Data records

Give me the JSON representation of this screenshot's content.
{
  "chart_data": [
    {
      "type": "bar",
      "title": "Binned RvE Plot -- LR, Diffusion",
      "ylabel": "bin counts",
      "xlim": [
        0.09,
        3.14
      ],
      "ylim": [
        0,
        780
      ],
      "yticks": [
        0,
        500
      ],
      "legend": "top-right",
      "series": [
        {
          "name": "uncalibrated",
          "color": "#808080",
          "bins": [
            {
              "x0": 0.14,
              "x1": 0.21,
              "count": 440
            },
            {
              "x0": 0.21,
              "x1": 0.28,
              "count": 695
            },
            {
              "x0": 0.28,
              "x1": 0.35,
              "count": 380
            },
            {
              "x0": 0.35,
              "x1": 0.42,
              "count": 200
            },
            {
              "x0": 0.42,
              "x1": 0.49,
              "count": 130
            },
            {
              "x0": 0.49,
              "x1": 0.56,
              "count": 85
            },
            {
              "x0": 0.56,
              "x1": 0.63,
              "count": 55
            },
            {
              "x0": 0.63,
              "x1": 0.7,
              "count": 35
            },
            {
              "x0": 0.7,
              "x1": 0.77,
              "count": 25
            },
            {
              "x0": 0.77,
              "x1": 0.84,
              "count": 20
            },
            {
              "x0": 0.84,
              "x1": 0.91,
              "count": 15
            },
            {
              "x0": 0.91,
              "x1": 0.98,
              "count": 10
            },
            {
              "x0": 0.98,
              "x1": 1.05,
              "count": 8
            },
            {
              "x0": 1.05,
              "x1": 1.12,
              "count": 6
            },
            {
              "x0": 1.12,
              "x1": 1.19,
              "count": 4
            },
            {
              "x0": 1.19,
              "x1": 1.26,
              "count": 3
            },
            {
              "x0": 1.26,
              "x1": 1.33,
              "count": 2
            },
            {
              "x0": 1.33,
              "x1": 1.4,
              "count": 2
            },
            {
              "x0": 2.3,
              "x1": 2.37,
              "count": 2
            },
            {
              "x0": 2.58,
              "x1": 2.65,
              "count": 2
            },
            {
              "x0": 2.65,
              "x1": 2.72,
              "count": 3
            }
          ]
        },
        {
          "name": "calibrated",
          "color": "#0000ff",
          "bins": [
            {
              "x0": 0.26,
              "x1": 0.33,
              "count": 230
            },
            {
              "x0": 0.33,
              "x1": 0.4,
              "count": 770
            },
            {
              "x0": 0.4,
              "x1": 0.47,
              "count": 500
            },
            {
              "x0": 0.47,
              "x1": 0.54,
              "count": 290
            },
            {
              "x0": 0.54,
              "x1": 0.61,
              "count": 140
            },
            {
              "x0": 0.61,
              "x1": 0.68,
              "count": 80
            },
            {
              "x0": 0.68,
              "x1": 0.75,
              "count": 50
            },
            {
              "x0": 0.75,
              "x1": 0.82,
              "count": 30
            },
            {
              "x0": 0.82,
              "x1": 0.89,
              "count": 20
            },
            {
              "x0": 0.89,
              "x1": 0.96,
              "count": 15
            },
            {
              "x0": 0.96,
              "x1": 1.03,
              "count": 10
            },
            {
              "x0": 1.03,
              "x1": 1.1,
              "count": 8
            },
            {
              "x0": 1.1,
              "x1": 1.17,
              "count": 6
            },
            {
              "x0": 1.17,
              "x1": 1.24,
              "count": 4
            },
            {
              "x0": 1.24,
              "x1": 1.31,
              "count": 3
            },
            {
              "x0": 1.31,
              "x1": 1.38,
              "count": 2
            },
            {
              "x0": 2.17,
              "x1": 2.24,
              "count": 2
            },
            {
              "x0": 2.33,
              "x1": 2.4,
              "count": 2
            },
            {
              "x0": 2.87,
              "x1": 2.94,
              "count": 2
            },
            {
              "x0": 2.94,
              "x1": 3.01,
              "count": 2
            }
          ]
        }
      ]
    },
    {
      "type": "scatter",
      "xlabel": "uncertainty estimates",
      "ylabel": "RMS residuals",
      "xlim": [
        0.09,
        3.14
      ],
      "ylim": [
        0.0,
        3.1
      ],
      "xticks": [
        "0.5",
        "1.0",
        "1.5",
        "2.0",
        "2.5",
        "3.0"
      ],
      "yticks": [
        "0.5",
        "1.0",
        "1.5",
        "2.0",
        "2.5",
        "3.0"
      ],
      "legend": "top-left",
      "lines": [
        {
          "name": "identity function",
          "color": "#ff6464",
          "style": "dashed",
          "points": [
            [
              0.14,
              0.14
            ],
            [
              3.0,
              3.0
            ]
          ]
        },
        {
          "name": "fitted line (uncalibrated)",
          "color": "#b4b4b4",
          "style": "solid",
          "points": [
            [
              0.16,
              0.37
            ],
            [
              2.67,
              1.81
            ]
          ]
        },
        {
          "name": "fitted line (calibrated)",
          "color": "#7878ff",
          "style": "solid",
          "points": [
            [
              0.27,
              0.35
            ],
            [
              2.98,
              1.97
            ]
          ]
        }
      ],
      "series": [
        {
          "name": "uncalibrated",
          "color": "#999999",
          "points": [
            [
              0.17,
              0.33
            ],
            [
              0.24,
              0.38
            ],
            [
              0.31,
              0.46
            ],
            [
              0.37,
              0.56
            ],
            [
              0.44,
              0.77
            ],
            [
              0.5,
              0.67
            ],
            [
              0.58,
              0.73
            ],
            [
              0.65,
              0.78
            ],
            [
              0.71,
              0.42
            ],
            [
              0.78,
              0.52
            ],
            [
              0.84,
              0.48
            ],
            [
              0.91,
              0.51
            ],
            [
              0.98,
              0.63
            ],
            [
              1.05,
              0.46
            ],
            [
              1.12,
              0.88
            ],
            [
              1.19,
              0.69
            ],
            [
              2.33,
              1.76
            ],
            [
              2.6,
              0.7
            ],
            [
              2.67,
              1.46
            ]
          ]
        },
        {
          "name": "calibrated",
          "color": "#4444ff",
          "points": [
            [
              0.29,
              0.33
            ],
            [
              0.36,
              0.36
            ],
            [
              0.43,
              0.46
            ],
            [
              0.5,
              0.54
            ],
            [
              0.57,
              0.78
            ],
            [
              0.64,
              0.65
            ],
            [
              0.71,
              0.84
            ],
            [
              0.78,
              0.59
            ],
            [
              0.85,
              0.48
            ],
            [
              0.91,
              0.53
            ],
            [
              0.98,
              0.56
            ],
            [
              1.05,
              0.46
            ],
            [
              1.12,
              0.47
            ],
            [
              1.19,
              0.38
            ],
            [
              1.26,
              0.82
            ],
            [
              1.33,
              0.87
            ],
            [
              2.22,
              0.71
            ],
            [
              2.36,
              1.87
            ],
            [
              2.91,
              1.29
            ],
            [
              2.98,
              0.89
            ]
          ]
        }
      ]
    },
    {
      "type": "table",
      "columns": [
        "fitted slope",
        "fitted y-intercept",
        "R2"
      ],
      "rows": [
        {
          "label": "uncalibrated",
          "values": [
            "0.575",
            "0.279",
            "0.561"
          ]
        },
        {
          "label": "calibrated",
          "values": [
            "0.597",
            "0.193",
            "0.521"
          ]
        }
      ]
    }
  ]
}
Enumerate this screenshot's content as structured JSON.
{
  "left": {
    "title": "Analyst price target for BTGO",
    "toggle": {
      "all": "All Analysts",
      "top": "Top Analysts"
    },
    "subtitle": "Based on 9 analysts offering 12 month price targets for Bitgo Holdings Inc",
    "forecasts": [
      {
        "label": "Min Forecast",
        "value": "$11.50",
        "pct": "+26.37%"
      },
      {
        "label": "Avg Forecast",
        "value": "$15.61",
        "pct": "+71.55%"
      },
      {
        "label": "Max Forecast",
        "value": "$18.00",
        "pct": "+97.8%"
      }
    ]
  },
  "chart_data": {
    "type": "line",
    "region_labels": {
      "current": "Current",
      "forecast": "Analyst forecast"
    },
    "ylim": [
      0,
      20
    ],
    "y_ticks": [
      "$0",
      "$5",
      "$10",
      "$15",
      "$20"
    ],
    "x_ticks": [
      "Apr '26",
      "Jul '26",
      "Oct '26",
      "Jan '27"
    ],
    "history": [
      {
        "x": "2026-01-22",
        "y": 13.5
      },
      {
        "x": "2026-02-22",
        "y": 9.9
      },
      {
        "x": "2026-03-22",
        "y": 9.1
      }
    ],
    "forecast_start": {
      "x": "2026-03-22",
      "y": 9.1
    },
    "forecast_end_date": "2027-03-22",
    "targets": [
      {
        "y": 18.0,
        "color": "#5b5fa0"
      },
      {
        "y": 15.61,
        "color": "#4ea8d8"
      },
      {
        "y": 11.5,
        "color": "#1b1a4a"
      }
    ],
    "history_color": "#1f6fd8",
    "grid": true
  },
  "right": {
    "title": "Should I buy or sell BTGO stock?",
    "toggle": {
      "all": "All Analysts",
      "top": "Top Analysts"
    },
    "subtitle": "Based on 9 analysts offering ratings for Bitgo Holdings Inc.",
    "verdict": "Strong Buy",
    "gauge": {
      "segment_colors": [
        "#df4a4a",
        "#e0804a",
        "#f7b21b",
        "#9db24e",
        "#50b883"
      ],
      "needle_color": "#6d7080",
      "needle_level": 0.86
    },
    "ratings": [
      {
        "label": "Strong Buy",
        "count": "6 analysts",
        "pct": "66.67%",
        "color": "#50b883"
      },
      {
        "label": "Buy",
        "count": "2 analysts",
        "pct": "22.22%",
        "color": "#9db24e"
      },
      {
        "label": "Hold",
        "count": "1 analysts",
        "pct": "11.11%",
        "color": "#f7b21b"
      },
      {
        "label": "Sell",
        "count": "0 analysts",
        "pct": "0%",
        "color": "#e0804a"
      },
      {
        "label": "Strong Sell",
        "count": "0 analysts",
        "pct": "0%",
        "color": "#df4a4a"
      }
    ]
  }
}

Work to complete
List the lines that contain the word "offering".

Correct answer
    "subtitle": "Based on 9 analysts offering 12 month price targets for Bitgo Holdings Inc",
    "subtitle": "Based on 9 analysts offering ratings for Bitgo Holdings Inc.",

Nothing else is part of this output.